Without changing a character, return the entries, but not the images they hold.
*** Dataset content
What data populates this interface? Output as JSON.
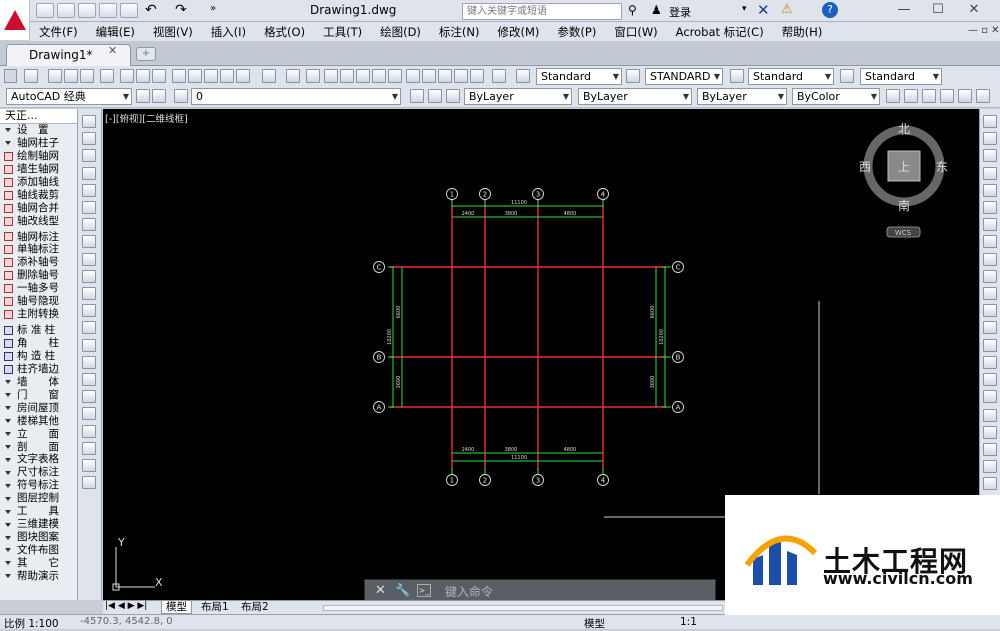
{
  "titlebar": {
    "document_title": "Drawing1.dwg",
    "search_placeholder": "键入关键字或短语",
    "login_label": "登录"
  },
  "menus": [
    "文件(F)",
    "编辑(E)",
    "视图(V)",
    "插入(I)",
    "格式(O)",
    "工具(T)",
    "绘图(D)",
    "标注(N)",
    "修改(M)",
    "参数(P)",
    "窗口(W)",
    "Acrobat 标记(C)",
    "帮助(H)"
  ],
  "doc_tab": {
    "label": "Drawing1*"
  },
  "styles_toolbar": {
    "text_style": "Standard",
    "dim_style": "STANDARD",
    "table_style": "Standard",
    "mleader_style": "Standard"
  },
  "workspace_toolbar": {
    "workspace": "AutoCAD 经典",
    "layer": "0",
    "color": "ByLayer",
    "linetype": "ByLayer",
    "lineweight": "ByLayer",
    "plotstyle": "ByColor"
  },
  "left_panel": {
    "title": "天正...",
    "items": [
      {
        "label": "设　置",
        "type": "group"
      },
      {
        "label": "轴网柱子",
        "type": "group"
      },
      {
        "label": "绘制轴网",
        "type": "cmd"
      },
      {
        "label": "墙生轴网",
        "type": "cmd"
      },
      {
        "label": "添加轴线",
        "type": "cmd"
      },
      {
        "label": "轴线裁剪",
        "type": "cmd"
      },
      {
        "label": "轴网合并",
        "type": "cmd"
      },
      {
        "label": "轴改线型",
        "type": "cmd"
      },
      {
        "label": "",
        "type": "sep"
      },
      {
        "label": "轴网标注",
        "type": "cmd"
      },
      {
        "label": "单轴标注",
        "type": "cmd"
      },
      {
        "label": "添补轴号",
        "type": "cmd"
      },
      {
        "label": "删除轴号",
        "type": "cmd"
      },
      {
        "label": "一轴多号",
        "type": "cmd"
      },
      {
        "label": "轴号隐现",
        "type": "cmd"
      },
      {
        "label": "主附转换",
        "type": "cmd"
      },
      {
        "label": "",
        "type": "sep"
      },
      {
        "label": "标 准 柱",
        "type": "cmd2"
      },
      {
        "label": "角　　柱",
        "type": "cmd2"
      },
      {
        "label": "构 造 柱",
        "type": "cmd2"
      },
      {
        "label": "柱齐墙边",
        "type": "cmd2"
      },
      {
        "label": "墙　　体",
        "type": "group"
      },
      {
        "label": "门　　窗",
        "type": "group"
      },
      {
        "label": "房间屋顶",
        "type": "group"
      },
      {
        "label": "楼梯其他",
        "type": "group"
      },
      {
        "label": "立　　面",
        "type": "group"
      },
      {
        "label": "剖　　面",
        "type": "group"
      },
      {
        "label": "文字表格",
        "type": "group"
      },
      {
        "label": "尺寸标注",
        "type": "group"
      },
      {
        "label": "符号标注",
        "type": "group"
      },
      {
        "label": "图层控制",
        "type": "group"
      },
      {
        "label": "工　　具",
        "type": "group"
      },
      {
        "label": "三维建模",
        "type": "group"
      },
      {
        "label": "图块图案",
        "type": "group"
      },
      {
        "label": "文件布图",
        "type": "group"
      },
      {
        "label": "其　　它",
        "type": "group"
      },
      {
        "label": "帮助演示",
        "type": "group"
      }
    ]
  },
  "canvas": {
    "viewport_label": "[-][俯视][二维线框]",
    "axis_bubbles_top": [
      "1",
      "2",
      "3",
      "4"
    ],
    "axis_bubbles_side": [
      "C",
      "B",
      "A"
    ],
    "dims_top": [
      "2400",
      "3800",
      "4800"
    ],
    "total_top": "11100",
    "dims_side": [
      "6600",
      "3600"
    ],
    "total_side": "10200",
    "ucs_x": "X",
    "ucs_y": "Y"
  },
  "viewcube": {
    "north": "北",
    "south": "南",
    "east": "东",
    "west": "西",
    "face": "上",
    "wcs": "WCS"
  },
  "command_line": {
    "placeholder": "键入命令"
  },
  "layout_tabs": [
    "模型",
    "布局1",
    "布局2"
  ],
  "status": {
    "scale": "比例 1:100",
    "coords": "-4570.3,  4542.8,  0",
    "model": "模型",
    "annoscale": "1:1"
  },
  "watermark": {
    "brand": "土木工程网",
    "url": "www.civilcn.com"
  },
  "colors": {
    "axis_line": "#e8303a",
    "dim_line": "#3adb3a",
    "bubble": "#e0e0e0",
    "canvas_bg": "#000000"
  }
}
******
_Answer in full_
What data populates this interface? Output as JSON.
{
  "titlebar": {
    "document_title": "Drawing1.dwg",
    "search_placeholder": "键入关键字或短语",
    "login_label": "登录"
  },
  "menus": [
    "文件(F)",
    "编辑(E)",
    "视图(V)",
    "插入(I)",
    "格式(O)",
    "工具(T)",
    "绘图(D)",
    "标注(N)",
    "修改(M)",
    "参数(P)",
    "窗口(W)",
    "Acrobat 标记(C)",
    "帮助(H)"
  ],
  "doc_tab": {
    "label": "Drawing1*"
  },
  "styles_toolbar": {
    "text_style": "Standard",
    "dim_style": "STANDARD",
    "table_style": "Standard",
    "mleader_style": "Standard"
  },
  "workspace_toolbar": {
    "workspace": "AutoCAD 经典",
    "layer": "0",
    "color": "ByLayer",
    "linetype": "ByLayer",
    "lineweight": "ByLayer",
    "plotstyle": "ByColor"
  },
  "left_panel": {
    "title": "天正...",
    "items": [
      {
        "label": "设　置",
        "type": "group"
      },
      {
        "label": "轴网柱子",
        "type": "group"
      },
      {
        "label": "绘制轴网",
        "type": "cmd"
      },
      {
        "label": "墙生轴网",
        "type": "cmd"
      },
      {
        "label": "添加轴线",
        "type": "cmd"
      },
      {
        "label": "轴线裁剪",
        "type": "cmd"
      },
      {
        "label": "轴网合并",
        "type": "cmd"
      },
      {
        "label": "轴改线型",
        "type": "cmd"
      },
      {
        "label": "",
        "type": "sep"
      },
      {
        "label": "轴网标注",
        "type": "cmd"
      },
      {
        "label": "单轴标注",
        "type": "cmd"
      },
      {
        "label": "添补轴号",
        "type": "cmd"
      },
      {
        "label": "删除轴号",
        "type": "cmd"
      },
      {
        "label": "一轴多号",
        "type": "cmd"
      },
      {
        "label": "轴号隐现",
        "type": "cmd"
      },
      {
        "label": "主附转换",
        "type": "cmd"
      },
      {
        "label": "",
        "type": "sep"
      },
      {
        "label": "标 准 柱",
        "type": "cmd2"
      },
      {
        "label": "角　　柱",
        "type": "cmd2"
      },
      {
        "label": "构 造 柱",
        "type": "cmd2"
      },
      {
        "label": "柱齐墙边",
        "type": "cmd2"
      },
      {
        "label": "墙　　体",
        "type": "group"
      },
      {
        "label": "门　　窗",
        "type": "group"
      },
      {
        "label": "房间屋顶",
        "type": "group"
      },
      {
        "label": "楼梯其他",
        "type": "group"
      },
      {
        "label": "立　　面",
        "type": "group"
      },
      {
        "label": "剖　　面",
        "type": "group"
      },
      {
        "label": "文字表格",
        "type": "group"
      },
      {
        "label": "尺寸标注",
        "type": "group"
      },
      {
        "label": "符号标注",
        "type": "group"
      },
      {
        "label": "图层控制",
        "type": "group"
      },
      {
        "label": "工　　具",
        "type": "group"
      },
      {
        "label": "三维建模",
        "type": "group"
      },
      {
        "label": "图块图案",
        "type": "group"
      },
      {
        "label": "文件布图",
        "type": "group"
      },
      {
        "label": "其　　它",
        "type": "group"
      },
      {
        "label": "帮助演示",
        "type": "group"
      }
    ]
  },
  "canvas": {
    "viewport_label": "[-][俯视][二维线框]",
    "axis_bubbles_top": [
      "1",
      "2",
      "3",
      "4"
    ],
    "axis_bubbles_side": [
      "C",
      "B",
      "A"
    ],
    "dims_top": [
      "2400",
      "3800",
      "4800"
    ],
    "total_top": "11100",
    "dims_side": [
      "6600",
      "3600"
    ],
    "total_side": "10200",
    "ucs_x": "X",
    "ucs_y": "Y"
  },
  "viewcube": {
    "north": "北",
    "south": "南",
    "east": "东",
    "west": "西",
    "face": "上",
    "wcs": "WCS"
  },
  "command_line": {
    "placeholder": "键入命令"
  },
  "layout_tabs": [
    "模型",
    "布局1",
    "布局2"
  ],
  "status": {
    "scale": "比例 1:100",
    "coords": "-4570.3,  4542.8,  0",
    "model": "模型",
    "annoscale": "1:1"
  },
  "watermark": {
    "brand": "土木工程网",
    "url": "www.civilcn.com"
  },
  "colors": {
    "axis_line": "#e8303a",
    "dim_line": "#3adb3a",
    "bubble": "#e0e0e0",
    "canvas_bg": "#000000"
  }
}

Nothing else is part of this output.